TASK TO COMPLETE:
Filter the entries, keeping every line with the word "name".

[Dataset excerpt]
++++++++++
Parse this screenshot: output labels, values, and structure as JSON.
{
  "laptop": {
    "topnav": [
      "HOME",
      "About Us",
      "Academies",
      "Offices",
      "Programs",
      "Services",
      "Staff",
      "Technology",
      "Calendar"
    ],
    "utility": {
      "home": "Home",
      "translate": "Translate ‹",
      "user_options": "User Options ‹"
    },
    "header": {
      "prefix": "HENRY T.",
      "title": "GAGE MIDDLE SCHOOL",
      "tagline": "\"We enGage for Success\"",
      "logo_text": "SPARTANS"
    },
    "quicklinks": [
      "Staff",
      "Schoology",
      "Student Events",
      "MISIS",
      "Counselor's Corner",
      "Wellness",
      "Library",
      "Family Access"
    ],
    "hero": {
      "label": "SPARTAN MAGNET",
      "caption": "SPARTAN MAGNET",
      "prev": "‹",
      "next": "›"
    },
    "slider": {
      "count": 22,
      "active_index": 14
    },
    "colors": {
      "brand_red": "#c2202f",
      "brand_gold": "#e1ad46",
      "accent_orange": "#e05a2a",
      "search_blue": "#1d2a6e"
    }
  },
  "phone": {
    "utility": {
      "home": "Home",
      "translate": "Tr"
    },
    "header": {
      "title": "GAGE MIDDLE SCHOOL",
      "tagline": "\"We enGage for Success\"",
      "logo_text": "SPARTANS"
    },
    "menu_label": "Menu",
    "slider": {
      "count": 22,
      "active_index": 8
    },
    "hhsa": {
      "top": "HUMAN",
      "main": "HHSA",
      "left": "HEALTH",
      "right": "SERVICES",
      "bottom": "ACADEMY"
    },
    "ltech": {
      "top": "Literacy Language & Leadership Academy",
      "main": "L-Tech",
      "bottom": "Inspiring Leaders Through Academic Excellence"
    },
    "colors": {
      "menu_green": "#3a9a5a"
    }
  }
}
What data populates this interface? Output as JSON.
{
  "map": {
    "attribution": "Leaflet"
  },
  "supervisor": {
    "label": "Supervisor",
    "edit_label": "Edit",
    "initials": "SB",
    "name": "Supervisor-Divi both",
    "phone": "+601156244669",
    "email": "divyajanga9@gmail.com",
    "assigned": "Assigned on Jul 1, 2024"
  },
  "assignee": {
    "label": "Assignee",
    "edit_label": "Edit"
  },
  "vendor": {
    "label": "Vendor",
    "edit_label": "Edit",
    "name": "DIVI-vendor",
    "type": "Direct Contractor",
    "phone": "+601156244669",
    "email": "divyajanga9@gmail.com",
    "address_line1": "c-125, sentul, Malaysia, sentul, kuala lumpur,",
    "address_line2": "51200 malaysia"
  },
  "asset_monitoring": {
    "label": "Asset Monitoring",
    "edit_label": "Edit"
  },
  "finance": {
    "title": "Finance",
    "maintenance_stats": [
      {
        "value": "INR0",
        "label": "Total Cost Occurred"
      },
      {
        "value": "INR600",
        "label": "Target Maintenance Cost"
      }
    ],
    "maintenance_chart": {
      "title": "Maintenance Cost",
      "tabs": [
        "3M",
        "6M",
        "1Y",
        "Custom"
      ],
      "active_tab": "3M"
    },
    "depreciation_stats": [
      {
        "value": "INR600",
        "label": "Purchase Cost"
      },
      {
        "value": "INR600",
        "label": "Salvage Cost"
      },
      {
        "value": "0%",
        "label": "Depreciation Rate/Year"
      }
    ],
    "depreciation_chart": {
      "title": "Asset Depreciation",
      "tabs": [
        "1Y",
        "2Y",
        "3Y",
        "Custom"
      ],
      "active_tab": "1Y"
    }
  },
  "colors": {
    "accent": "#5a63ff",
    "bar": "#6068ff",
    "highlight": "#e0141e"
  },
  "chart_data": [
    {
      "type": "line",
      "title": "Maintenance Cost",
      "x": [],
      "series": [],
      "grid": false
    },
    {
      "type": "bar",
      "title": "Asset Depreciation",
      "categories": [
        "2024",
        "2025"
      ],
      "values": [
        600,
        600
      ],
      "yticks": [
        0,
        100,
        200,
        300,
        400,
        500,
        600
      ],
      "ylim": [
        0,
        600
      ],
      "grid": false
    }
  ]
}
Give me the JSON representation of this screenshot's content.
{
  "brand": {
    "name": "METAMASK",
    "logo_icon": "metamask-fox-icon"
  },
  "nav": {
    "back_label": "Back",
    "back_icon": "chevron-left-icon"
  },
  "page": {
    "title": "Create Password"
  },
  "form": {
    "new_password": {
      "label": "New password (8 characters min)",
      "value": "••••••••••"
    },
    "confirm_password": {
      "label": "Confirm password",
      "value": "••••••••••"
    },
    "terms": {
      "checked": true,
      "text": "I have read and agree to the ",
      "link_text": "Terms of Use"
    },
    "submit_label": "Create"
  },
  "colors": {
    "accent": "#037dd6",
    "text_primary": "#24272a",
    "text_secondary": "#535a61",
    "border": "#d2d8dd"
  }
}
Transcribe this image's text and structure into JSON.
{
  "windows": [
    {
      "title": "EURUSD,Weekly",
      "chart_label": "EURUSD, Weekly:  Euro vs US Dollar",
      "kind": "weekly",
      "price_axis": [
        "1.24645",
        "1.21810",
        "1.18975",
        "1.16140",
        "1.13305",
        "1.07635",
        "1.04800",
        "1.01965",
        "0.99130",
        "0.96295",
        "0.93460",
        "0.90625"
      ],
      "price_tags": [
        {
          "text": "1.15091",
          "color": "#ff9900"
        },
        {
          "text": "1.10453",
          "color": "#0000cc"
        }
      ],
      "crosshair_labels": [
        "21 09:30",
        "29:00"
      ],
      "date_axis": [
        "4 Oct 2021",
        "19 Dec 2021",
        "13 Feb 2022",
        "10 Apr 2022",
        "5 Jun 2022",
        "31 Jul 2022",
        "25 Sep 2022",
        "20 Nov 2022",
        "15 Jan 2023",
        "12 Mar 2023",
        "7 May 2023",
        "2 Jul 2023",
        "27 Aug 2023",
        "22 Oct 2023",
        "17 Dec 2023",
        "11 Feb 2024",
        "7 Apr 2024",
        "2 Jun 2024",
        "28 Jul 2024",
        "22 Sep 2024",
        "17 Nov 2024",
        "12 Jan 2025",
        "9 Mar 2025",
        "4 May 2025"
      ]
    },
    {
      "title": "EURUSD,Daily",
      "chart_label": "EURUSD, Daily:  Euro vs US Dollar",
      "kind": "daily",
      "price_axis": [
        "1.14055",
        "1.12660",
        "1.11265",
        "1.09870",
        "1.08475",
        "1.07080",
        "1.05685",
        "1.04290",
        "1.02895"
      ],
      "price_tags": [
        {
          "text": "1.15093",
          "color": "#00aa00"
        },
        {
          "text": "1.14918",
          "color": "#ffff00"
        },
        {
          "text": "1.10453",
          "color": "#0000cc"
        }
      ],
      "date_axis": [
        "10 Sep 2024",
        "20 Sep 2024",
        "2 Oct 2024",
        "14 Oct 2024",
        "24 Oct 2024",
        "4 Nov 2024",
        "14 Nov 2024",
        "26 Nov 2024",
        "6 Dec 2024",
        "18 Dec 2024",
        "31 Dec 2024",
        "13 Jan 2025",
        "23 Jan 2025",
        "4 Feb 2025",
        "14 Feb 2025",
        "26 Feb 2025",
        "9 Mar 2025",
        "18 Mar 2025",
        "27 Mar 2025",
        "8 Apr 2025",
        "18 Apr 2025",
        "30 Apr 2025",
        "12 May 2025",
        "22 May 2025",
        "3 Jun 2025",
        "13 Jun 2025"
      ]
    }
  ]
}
++++++++++
CORRECT RESPONSE:
    "name": "Supervisor-Divi both",
    "name": "DIVI-vendor",
    "name": "METAMASK",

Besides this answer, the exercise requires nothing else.